» **Data to use**:
* start *

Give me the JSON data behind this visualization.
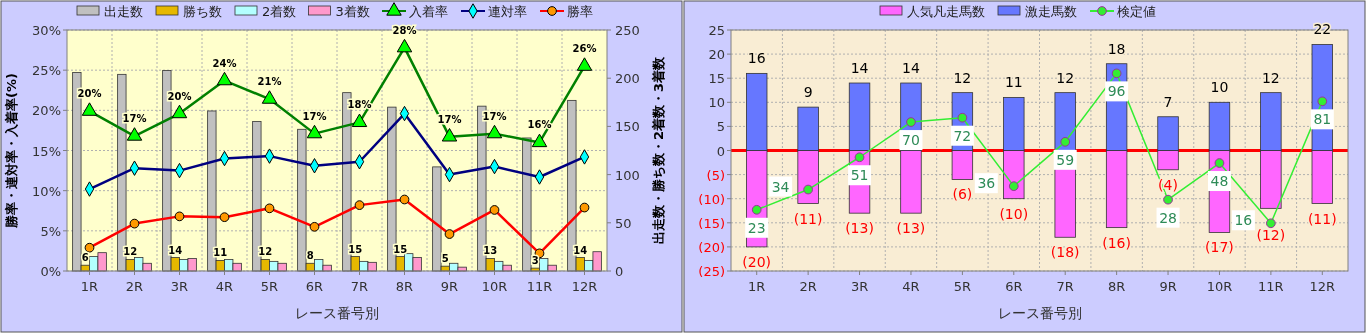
{
  "chart_data": [
    {
      "type": "bar",
      "categories": [
        "1R",
        "2R",
        "3R",
        "4R",
        "5R",
        "6R",
        "7R",
        "8R",
        "9R",
        "10R",
        "11R",
        "12R"
      ],
      "xlabel": "レース番号別",
      "ylabel": "勝率・連対率・入着率(%)",
      "y2label": "出走数・勝ち数・2着数・3着数",
      "ylim": [
        0,
        30
      ],
      "yticks": [
        {
          "value": 0,
          "label": "0%"
        },
        {
          "value": 5,
          "label": "5%"
        },
        {
          "value": 10,
          "label": "10%"
        },
        {
          "value": 15,
          "label": "15%"
        },
        {
          "value": 20,
          "label": "20%"
        },
        {
          "value": 25,
          "label": "25%"
        },
        {
          "value": 30,
          "label": "30%"
        }
      ],
      "y2lim": [
        0,
        250
      ],
      "y2ticks": [
        0,
        50,
        100,
        150,
        200,
        250
      ],
      "grid": true,
      "legend": "top",
      "series": [
        {
          "name": "出走数",
          "type": "bar",
          "axis": "y2",
          "color": "#c0c0c0",
          "values": [
            206,
            204,
            208,
            166,
            155,
            147,
            185,
            170,
            108,
            171,
            138,
            177
          ]
        },
        {
          "name": "勝ち数",
          "type": "bar",
          "axis": "y2",
          "color": "#e6b800",
          "values": [
            6,
            12,
            14,
            11,
            12,
            8,
            15,
            15,
            5,
            13,
            3,
            14
          ],
          "value_labels": [
            "6",
            "12",
            "14",
            "11",
            "12",
            "8",
            "15",
            "15",
            "5",
            "13",
            "3",
            "14"
          ]
        },
        {
          "name": "2着数",
          "type": "bar",
          "axis": "y2",
          "color": "#b3ffff",
          "values": [
            15,
            14,
            12,
            12,
            10,
            12,
            10,
            18,
            8,
            10,
            13,
            11
          ]
        },
        {
          "name": "3着数",
          "type": "bar",
          "axis": "y2",
          "color": "#ff99cc",
          "values": [
            19,
            8,
            13,
            8,
            8,
            6,
            9,
            14,
            4,
            6,
            6,
            20
          ]
        },
        {
          "name": "入着率",
          "type": "line",
          "axis": "y",
          "color": "#008000",
          "marker": "triangle",
          "values": [
            19.9,
            16.8,
            19.6,
            23.7,
            21.4,
            17.1,
            18.5,
            27.8,
            16.7,
            17.1,
            16.0,
            25.5
          ],
          "value_labels": [
            "20%",
            "17%",
            "20%",
            "24%",
            "21%",
            "17%",
            "18%",
            "28%",
            "17%",
            "17%",
            "16%",
            "26%"
          ]
        },
        {
          "name": "連対率",
          "type": "line",
          "axis": "y",
          "color": "#000080",
          "marker": "diamond",
          "values": [
            10.2,
            12.8,
            12.5,
            14.0,
            14.3,
            13.1,
            13.6,
            19.6,
            12.0,
            13.0,
            11.7,
            14.2
          ]
        },
        {
          "name": "勝率",
          "type": "line",
          "axis": "y",
          "color": "#ff0000",
          "marker": "circle",
          "values": [
            2.9,
            5.9,
            6.8,
            6.7,
            7.8,
            5.5,
            8.2,
            8.9,
            4.6,
            7.6,
            2.2,
            7.9
          ]
        }
      ]
    },
    {
      "type": "bar",
      "stacked": true,
      "categories": [
        "1R",
        "2R",
        "3R",
        "4R",
        "5R",
        "6R",
        "7R",
        "8R",
        "9R",
        "10R",
        "11R",
        "12R"
      ],
      "xlabel": "レース番号別",
      "ylim": [
        -25,
        25
      ],
      "yticks": [
        {
          "value": -25,
          "label": "(25)"
        },
        {
          "value": -20,
          "label": "(20)"
        },
        {
          "value": -15,
          "label": "(15)"
        },
        {
          "value": -10,
          "label": "(10)"
        },
        {
          "value": -5,
          "label": "(5)"
        },
        0,
        5,
        10,
        15,
        20,
        25
      ],
      "grid": true,
      "legend": "top",
      "ref_lines": [
        {
          "axis": "y",
          "value": 0,
          "color": "#ff0000"
        }
      ],
      "series": [
        {
          "name": "人気凡走馬数",
          "type": "bar",
          "color": "#ff66ff",
          "values": [
            -20,
            -11,
            -13,
            -13,
            -6,
            -10,
            -18,
            -16,
            -4,
            -17,
            -12,
            -11
          ],
          "value_labels": [
            "(20)",
            "(11)",
            "(13)",
            "(13)",
            "(6)",
            "(10)",
            "(18)",
            "(16)",
            "(4)",
            "(17)",
            "(12)",
            "(11)"
          ]
        },
        {
          "name": "激走馬数",
          "type": "bar",
          "color": "#6677ff",
          "values": [
            16,
            9,
            14,
            14,
            12,
            11,
            12,
            18,
            7,
            10,
            12,
            22
          ],
          "value_labels": [
            "16",
            "9",
            "14",
            "14",
            "12",
            "11",
            "12",
            "18",
            "7",
            "10",
            "12",
            "22"
          ]
        },
        {
          "name": "検定値",
          "type": "line",
          "color": "#33ee33",
          "marker": "circle",
          "values": [
            -12.3,
            -8.1,
            -1.4,
            5.9,
            6.8,
            -7.4,
            1.8,
            16.0,
            -10.2,
            -2.6,
            -15.1,
            10.2
          ]
        }
      ],
      "annotations": [
        {
          "text": "23",
          "x": "1R",
          "y": -12.3
        },
        {
          "text": "34",
          "x": "2R",
          "y": -8.1
        },
        {
          "text": "51",
          "x": "3R",
          "y": -1.4
        },
        {
          "text": "70",
          "x": "4R",
          "y": 5.9
        },
        {
          "text": "72",
          "x": "5R",
          "y": 6.8
        },
        {
          "text": "36",
          "x": "6R",
          "y": -7.4
        },
        {
          "text": "59",
          "x": "7R",
          "y": 1.8
        },
        {
          "text": "96",
          "x": "8R",
          "y": 16.0
        },
        {
          "text": "28",
          "x": "9R",
          "y": -10.2
        },
        {
          "text": "48",
          "x": "10R",
          "y": -2.6
        },
        {
          "text": "16",
          "x": "11R",
          "y": -15.1
        },
        {
          "text": "81",
          "x": "12R",
          "y": 10.2
        }
      ]
    }
  ]
}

* end *

» **Problem to solve**:
Report every line containing the word "color" from the listing above.

» **Result of this task**:
          "color": "#c0c0c0",
          "color": "#e6b800",
          "color": "#b3ffff",
          "color": "#ff99cc",
          "color": "#008000",
          "color": "#000080",
          "color": "#ff0000",
          "color": "#ff0000"
          "color": "#ff66ff",
          "color": "#6677ff",
          "color": "#33ee33",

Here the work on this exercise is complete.